Written exercise: Every entry here needs to be repeated exactly.

Extracted information:
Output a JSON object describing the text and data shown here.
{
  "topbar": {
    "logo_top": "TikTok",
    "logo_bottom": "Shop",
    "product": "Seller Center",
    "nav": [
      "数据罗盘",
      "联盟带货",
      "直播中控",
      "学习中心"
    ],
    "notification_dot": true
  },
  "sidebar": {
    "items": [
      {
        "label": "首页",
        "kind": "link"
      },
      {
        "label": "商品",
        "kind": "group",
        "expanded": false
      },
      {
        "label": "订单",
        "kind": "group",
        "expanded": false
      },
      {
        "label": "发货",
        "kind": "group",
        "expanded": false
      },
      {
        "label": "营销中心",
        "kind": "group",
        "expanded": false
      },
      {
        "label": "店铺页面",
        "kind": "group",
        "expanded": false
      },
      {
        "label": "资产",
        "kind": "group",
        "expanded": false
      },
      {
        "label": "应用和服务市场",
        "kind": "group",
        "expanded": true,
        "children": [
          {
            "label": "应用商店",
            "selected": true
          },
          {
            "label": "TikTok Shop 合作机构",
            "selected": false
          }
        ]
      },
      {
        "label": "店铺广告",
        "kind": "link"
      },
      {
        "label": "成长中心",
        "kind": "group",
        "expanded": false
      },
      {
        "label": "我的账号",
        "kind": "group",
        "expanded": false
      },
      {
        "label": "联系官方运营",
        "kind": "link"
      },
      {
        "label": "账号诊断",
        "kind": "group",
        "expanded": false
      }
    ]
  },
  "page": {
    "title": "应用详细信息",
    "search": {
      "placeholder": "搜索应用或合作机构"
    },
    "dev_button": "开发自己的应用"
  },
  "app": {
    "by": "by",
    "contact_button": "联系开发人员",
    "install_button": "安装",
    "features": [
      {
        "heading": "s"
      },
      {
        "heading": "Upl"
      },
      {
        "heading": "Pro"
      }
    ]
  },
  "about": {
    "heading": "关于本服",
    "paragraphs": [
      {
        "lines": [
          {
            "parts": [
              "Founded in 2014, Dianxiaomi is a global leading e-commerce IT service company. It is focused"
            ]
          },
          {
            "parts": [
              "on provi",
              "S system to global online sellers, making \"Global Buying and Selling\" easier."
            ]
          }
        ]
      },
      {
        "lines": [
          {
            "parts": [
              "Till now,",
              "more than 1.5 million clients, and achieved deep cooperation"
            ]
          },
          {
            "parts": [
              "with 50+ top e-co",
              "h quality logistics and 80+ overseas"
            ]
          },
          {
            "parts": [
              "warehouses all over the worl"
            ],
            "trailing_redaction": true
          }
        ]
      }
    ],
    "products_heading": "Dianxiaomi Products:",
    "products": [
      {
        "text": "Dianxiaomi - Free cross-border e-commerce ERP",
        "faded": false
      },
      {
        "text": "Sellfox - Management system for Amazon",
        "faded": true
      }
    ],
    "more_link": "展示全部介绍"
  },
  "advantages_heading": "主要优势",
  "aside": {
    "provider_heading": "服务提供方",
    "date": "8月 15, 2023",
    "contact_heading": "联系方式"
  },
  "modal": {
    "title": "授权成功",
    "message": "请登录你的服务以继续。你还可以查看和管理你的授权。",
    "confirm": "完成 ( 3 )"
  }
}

Exercise result:
Output a JSON object describing the text and data shown here.
{
  "topbar": {
    "logo_top": "TikTok",
    "logo_bottom": "Shop",
    "product": "Seller Center",
    "nav": [
      "数据罗盘",
      "联盟带货",
      "直播中控",
      "学习中心"
    ],
    "notification_dot": true
  },
  "sidebar": {
    "items": [
      {
        "label": "首页",
        "kind": "link"
      },
      {
        "label": "商品",
        "kind": "group",
        "expanded": false
      },
      {
        "label": "订单",
        "kind": "group",
        "expanded": false
      },
      {
        "label": "发货",
        "kind": "group",
        "expanded": false
      },
      {
        "label": "营销中心",
        "kind": "group",
        "expanded": false
      },
      {
        "label": "店铺页面",
        "kind": "group",
        "expanded": false
      },
      {
        "label": "资产",
        "kind": "group",
        "expanded": false
      },
      {
        "label": "应用和服务市场",
        "kind": "group",
        "expanded": true,
        "children": [
          {
            "label": "应用商店",
            "selected": true
          },
          {
            "label": "TikTok Shop 合作机构",
            "selected": false
          }
        ]
      },
      {
        "label": "店铺广告",
        "kind": "link"
      },
      {
        "label": "成长中心",
        "kind": "group",
        "expanded": false
      },
      {
        "label": "我的账号",
        "kind": "group",
        "expanded": false
      },
      {
        "label": "联系官方运营",
        "kind": "link"
      },
      {
        "label": "账号诊断",
        "kind": "group",
        "expanded": false
      }
    ]
  },
  "page": {
    "title": "应用详细信息",
    "search": {
      "placeholder": "搜索应用或合作机构"
    },
    "dev_button": "开发自己的应用"
  },
  "app": {
    "by": "by",
    "contact_button": "联系开发人员",
    "install_button": "安装",
    "features": [
      {
        "heading": "s"
      },
      {
        "heading": "Upl"
      },
      {
        "heading": "Pro"
      }
    ]
  },
  "about": {
    "heading": "关于本服",
    "paragraphs": [
      {
        "lines": [
          {
            "parts": [
              "Founded in 2014, Dianxiaomi is a global leading e-commerce IT service company. It is focused"
            ]
          },
          {
            "parts": [
              "on provi",
              "S system to global online sellers, making \"Global Buying and Selling\" easier."
            ]
          }
        ]
      },
      {
        "lines": [
          {
            "parts": [
              "Till now,",
              "more than 1.5 million clients, and achieved deep cooperation"
            ]
          },
          {
            "parts": [
              "with 50+ top e-co",
              "h quality logistics and 80+ overseas"
            ]
          },
          {
            "parts": [
              "warehouses all over the worl"
            ],
            "trailing_redaction": true
          }
        ]
      }
    ],
    "products_heading": "Dianxiaomi Products:",
    "products": [
      {
        "text": "Dianxiaomi - Free cross-border e-commerce ERP",
        "faded": false
      },
      {
        "text": "Sellfox - Management system for Amazon",
        "faded": true
      }
    ],
    "more_link": "展示全部介绍"
  },
  "advantages_heading": "主要优势",
  "aside": {
    "provider_heading": "服务提供方",
    "date": "8月 15, 2023",
    "contact_heading": "联系方式"
  },
  "modal": {
    "title": "授权成功",
    "message": "请登录你的服务以继续。你还可以查看和管理你的授权。",
    "confirm": "完成 ( 3 )"
  }
}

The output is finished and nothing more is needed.